**Data lines**
** start **

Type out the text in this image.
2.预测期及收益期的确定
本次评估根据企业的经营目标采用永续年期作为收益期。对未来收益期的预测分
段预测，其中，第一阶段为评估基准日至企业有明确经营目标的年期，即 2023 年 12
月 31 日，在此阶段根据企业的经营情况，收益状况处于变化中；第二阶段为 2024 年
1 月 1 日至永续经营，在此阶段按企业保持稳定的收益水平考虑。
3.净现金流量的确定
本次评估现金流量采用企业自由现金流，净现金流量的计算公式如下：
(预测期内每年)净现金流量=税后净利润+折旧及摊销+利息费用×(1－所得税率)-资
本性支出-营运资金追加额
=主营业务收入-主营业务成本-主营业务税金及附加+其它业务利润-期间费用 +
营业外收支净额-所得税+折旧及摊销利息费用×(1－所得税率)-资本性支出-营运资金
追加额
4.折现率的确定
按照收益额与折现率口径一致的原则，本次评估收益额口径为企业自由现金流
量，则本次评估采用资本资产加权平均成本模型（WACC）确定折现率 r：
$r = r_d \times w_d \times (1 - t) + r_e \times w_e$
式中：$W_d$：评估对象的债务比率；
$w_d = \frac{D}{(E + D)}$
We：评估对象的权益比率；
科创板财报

** end **
** start **

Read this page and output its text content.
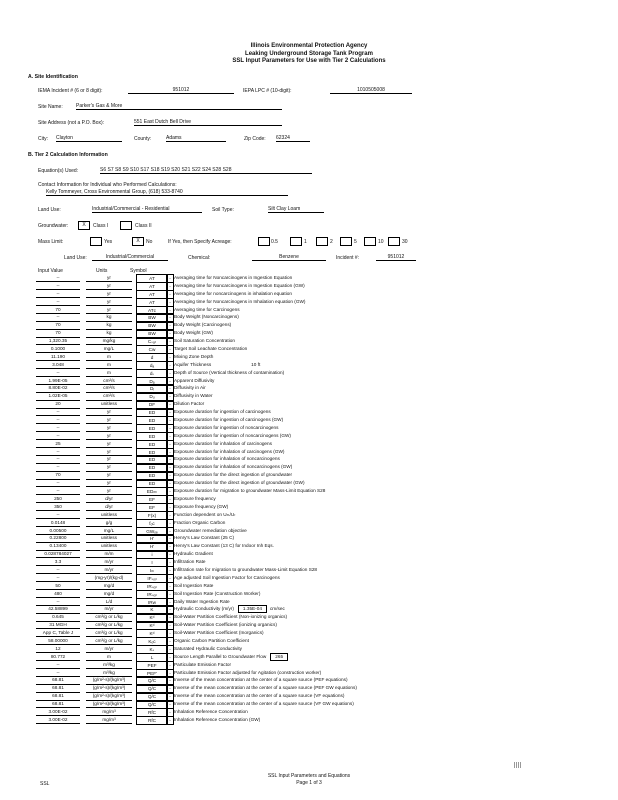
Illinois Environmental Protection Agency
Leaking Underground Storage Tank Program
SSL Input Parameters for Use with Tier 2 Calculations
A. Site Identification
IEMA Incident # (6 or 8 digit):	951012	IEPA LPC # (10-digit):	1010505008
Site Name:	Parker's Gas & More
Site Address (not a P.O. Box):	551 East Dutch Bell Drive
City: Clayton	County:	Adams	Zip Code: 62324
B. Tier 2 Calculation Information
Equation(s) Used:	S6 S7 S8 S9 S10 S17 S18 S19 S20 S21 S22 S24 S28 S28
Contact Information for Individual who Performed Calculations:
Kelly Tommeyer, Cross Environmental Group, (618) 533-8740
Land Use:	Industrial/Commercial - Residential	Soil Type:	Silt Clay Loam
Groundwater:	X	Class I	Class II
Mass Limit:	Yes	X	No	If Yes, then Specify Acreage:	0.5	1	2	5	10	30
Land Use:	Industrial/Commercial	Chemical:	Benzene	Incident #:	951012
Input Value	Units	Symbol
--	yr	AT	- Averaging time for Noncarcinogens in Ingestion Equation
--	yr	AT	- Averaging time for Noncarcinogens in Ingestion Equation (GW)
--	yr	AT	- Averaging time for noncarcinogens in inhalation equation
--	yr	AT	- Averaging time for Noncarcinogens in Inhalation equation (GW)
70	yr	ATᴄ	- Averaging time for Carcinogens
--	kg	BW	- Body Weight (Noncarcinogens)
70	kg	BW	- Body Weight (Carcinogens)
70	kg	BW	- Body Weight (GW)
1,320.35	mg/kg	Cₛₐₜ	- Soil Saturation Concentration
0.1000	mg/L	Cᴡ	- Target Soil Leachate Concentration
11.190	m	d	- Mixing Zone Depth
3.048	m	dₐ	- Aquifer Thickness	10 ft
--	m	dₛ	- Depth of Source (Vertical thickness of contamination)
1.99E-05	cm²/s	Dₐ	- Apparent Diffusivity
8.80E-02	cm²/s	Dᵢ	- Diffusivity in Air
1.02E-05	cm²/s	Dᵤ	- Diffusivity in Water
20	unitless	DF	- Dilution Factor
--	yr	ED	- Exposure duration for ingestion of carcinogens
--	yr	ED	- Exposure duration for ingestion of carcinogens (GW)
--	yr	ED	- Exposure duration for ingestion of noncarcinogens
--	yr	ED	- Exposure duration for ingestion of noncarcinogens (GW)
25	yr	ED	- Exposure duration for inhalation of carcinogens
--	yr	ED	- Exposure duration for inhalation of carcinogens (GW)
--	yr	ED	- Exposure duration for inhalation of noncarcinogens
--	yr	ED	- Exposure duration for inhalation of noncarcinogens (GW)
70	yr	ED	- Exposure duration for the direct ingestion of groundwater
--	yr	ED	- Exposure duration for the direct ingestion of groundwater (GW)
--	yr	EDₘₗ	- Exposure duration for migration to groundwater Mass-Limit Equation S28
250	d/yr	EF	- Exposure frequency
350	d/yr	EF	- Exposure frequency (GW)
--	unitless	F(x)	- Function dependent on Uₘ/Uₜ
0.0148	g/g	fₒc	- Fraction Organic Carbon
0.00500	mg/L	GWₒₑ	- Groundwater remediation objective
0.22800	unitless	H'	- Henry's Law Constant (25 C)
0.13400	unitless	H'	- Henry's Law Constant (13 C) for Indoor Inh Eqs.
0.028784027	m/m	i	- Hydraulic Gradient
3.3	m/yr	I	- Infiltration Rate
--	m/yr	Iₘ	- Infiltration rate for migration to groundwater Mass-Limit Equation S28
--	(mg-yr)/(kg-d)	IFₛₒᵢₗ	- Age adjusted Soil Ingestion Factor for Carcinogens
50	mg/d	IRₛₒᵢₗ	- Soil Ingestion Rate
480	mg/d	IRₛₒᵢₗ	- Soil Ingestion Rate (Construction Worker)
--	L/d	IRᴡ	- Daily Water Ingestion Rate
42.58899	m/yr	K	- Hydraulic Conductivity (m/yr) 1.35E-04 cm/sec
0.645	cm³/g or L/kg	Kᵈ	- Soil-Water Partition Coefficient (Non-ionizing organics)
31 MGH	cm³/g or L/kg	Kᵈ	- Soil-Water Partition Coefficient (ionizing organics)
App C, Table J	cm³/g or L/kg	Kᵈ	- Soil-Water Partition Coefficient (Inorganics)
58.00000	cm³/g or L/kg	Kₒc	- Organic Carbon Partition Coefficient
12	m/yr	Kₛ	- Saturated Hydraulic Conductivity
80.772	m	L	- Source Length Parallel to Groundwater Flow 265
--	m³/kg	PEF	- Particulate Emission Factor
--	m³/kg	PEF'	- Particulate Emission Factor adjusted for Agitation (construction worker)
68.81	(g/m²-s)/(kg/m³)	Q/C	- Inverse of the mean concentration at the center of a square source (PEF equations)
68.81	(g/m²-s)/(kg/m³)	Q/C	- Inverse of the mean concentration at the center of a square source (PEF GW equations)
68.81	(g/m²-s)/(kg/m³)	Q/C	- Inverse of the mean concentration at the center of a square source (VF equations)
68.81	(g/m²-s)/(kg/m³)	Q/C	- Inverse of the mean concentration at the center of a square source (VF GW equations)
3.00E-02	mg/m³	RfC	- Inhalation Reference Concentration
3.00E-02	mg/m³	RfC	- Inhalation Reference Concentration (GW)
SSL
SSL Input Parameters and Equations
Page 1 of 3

** end **

**Your goal**
List the lines of the material in which the word "Infiltration" occurs.

**Full answer**
3.3	m/yr	I	- Infiltration Rate
--	m/yr	Iₘ	- Infiltration rate for migration to groundwater Mass-Limit Equation S28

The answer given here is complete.